INPUT RECORDS:
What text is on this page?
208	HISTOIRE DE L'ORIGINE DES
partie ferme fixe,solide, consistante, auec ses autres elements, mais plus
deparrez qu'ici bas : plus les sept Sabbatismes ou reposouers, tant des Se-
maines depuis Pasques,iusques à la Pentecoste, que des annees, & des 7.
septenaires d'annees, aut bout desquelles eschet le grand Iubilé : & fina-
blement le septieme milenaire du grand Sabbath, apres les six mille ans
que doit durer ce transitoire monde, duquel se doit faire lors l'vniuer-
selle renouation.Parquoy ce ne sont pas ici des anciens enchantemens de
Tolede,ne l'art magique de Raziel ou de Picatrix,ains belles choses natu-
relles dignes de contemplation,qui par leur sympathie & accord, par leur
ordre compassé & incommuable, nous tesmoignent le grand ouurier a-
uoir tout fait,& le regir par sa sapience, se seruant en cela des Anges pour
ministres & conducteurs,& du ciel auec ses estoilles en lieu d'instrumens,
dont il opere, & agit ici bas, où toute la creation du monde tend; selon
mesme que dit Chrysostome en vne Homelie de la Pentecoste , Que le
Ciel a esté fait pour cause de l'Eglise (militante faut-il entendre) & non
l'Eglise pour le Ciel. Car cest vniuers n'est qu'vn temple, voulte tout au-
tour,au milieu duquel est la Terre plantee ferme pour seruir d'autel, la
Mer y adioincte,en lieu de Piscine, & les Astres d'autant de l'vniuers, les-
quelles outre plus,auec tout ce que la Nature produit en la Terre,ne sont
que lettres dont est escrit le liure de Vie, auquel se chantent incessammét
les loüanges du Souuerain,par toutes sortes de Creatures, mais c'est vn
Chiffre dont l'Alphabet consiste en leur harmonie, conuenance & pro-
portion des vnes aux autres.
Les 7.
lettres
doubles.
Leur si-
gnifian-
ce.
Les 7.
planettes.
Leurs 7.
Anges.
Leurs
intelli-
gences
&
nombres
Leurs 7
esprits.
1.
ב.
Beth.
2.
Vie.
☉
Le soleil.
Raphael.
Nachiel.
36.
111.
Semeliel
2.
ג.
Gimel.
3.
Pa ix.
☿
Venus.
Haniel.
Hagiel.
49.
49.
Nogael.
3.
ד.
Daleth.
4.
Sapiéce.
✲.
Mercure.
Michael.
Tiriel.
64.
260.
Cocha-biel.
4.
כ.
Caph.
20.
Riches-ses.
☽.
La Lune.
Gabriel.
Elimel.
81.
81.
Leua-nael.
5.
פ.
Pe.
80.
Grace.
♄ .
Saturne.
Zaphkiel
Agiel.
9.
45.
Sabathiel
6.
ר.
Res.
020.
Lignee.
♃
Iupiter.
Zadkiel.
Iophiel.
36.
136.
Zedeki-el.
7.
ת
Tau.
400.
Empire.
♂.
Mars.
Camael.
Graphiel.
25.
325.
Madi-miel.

TASK TO COMPLETE: Quote the material exactly, leaving nothing out.

EXPECTED OUTPUT:
What text is on this page?
208	HISTOIRE DE L'ORIGINE DES
partie ferme fixe,solide, consistante, auec ses autres elements, mais plus
deparrez qu'ici bas : plus les sept Sabbatismes ou reposouers, tant des Se-
maines depuis Pasques,iusques à la Pentecoste, que des annees, & des 7.
septenaires d'annees, aut bout desquelles eschet le grand Iubilé : & fina-
blement le septieme milenaire du grand Sabbath, apres les six mille ans
que doit durer ce transitoire monde, duquel se doit faire lors l'vniuer-
selle renouation.Parquoy ce ne sont pas ici des anciens enchantemens de
Tolede,ne l'art magique de Raziel ou de Picatrix,ains belles choses natu-
relles dignes de contemplation,qui par leur sympathie & accord, par leur
ordre compassé & incommuable, nous tesmoignent le grand ouurier a-
uoir tout fait,& le regir par sa sapience, se seruant en cela des Anges pour
ministres & conducteurs,& du ciel auec ses estoilles en lieu d'instrumens,
dont il opere, & agit ici bas, où toute la creation du monde tend; selon
mesme que dit Chrysostome en vne Homelie de la Pentecoste , Que le
Ciel a esté fait pour cause de l'Eglise (militante faut-il entendre) & non
l'Eglise pour le Ciel. Car cest vniuers n'est qu'vn temple, voulte tout au-
tour,au milieu duquel est la Terre plantee ferme pour seruir d'autel, la
Mer y adioincte,en lieu de Piscine, & les Astres d'autant de l'vniuers, les-
quelles outre plus,auec tout ce que la Nature produit en la Terre,ne sont
que lettres dont est escrit le liure de Vie, auquel se chantent incessammét
les loüanges du Souuerain,par toutes sortes de Creatures, mais c'est vn
Chiffre dont l'Alphabet consiste en leur harmonie, conuenance & pro-
portion des vnes aux autres.
Les 7.
lettres
doubles.
Leur si-
gnifian-
ce.
Les 7.
planettes.
Leurs 7.
Anges.
Leurs
intelli-
gences
&
nombres
Leurs 7
esprits.
1.
ב.
Beth.
2.
Vie.
☉
Le soleil.
Raphael.
Nachiel.
36.
111.
Semeliel
2.
ג.
Gimel.
3.
Pa ix.
☿
Venus.
Haniel.
Hagiel.
49.
49.
Nogael.
3.
ד.
Daleth.
4.
Sapiéce.
✲.
Mercure.
Michael.
Tiriel.
64.
260.
Cocha-biel.
4.
כ.
Caph.
20.
Riches-ses.
☽.
La Lune.
Gabriel.
Elimel.
81.
81.
Leua-nael.
5.
פ.
Pe.
80.
Grace.
♄ .
Saturne.
Zaphkiel
Agiel.
9.
45.
Sabathiel
6.
ר.
Res.
020.
Lignee.
♃
Iupiter.
Zadkiel.
Iophiel.
36.
136.
Zedeki-el.
7.
ת
Tau.
400.
Empire.
♂.
Mars.
Camael.
Graphiel.
25.
325.
Madi-miel.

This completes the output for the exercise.